====== Available records
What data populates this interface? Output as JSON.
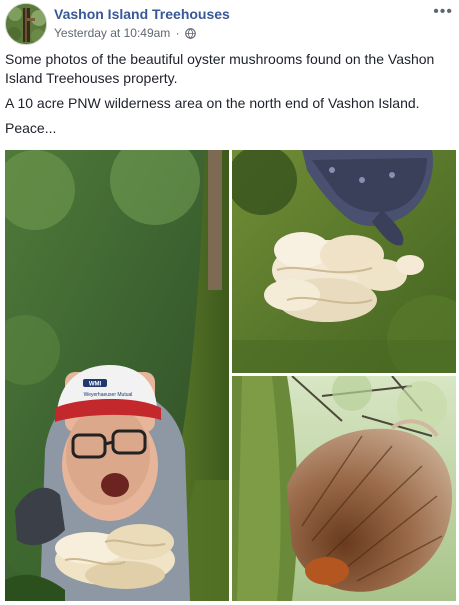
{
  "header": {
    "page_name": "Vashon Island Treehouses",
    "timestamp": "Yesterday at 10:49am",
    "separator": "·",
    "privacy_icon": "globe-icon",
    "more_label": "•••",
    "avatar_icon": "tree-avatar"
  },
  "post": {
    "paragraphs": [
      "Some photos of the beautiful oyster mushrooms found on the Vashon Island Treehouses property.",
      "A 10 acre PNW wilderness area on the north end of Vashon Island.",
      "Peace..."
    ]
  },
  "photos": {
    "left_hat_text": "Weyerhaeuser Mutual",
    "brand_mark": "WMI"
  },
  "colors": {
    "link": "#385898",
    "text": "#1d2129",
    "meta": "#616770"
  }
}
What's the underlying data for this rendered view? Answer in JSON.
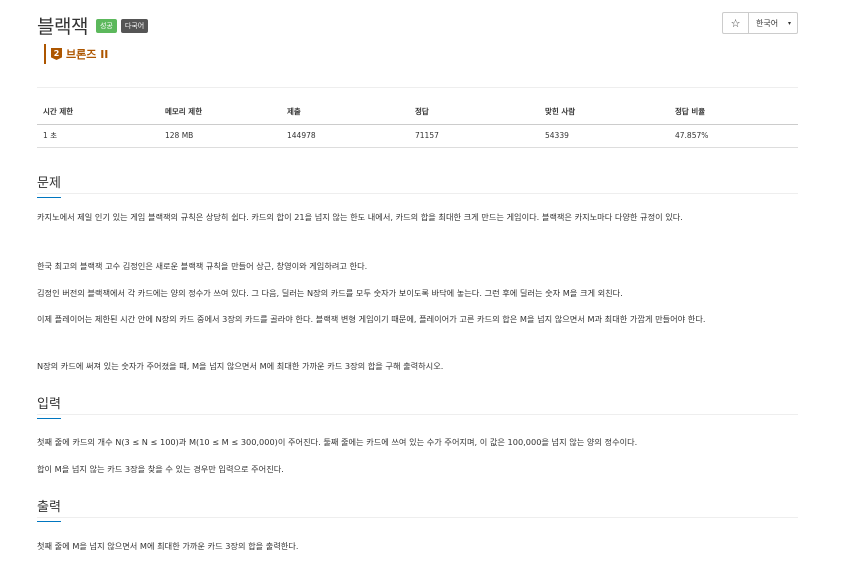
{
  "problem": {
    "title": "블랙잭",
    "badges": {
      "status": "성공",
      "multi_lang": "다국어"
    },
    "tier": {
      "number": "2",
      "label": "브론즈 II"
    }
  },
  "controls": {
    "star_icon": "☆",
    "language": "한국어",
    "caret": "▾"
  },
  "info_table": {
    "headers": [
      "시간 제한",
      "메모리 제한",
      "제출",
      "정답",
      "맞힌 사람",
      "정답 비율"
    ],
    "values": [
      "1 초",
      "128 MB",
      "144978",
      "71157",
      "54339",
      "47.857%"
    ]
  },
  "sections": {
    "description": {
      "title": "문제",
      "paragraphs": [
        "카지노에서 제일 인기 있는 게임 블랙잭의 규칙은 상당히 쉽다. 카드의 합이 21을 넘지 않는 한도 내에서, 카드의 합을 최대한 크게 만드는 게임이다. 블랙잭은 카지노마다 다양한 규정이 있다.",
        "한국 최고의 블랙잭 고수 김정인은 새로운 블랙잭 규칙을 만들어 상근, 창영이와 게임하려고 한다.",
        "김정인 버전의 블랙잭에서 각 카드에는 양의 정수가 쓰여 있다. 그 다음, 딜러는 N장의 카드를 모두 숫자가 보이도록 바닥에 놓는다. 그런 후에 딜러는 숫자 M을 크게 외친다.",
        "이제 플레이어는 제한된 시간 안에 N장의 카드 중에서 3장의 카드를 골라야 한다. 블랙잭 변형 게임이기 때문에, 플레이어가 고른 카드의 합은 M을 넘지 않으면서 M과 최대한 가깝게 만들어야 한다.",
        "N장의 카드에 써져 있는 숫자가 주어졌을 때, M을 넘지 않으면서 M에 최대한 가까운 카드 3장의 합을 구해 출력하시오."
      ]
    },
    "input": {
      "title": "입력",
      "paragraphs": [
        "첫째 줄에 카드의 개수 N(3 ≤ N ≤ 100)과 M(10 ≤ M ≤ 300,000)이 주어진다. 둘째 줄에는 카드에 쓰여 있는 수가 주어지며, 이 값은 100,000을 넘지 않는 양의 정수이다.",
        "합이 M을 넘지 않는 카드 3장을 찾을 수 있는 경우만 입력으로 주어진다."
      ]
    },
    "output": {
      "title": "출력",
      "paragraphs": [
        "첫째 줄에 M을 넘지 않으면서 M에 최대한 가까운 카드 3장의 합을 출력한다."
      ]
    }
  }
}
============
▸ **Problem description**:
Write out exactly the lines from the one containing "What's the underlying" through the last line of the records above, both ends included, and leave out any pictures.

▸ **Complete answer**:
What's the underlying data for this rendered view? Answer in JSON.
{
  "problem": {
    "title": "블랙잭",
    "badges": {
      "status": "성공",
      "multi_lang": "다국어"
    },
    "tier": {
      "number": "2",
      "label": "브론즈 II"
    }
  },
  "controls": {
    "star_icon": "☆",
    "language": "한국어",
    "caret": "▾"
  },
  "info_table": {
    "headers": [
      "시간 제한",
      "메모리 제한",
      "제출",
      "정답",
      "맞힌 사람",
      "정답 비율"
    ],
    "values": [
      "1 초",
      "128 MB",
      "144978",
      "71157",
      "54339",
      "47.857%"
    ]
  },
  "sections": {
    "description": {
      "title": "문제",
      "paragraphs": [
        "카지노에서 제일 인기 있는 게임 블랙잭의 규칙은 상당히 쉽다. 카드의 합이 21을 넘지 않는 한도 내에서, 카드의 합을 최대한 크게 만드는 게임이다. 블랙잭은 카지노마다 다양한 규정이 있다.",
        "한국 최고의 블랙잭 고수 김정인은 새로운 블랙잭 규칙을 만들어 상근, 창영이와 게임하려고 한다.",
        "김정인 버전의 블랙잭에서 각 카드에는 양의 정수가 쓰여 있다. 그 다음, 딜러는 N장의 카드를 모두 숫자가 보이도록 바닥에 놓는다. 그런 후에 딜러는 숫자 M을 크게 외친다.",
        "이제 플레이어는 제한된 시간 안에 N장의 카드 중에서 3장의 카드를 골라야 한다. 블랙잭 변형 게임이기 때문에, 플레이어가 고른 카드의 합은 M을 넘지 않으면서 M과 최대한 가깝게 만들어야 한다.",
        "N장의 카드에 써져 있는 숫자가 주어졌을 때, M을 넘지 않으면서 M에 최대한 가까운 카드 3장의 합을 구해 출력하시오."
      ]
    },
    "input": {
      "title": "입력",
      "paragraphs": [
        "첫째 줄에 카드의 개수 N(3 ≤ N ≤ 100)과 M(10 ≤ M ≤ 300,000)이 주어진다. 둘째 줄에는 카드에 쓰여 있는 수가 주어지며, 이 값은 100,000을 넘지 않는 양의 정수이다.",
        "합이 M을 넘지 않는 카드 3장을 찾을 수 있는 경우만 입력으로 주어진다."
      ]
    },
    "output": {
      "title": "출력",
      "paragraphs": [
        "첫째 줄에 M을 넘지 않으면서 M에 최대한 가까운 카드 3장의 합을 출력한다."
      ]
    }
  }
}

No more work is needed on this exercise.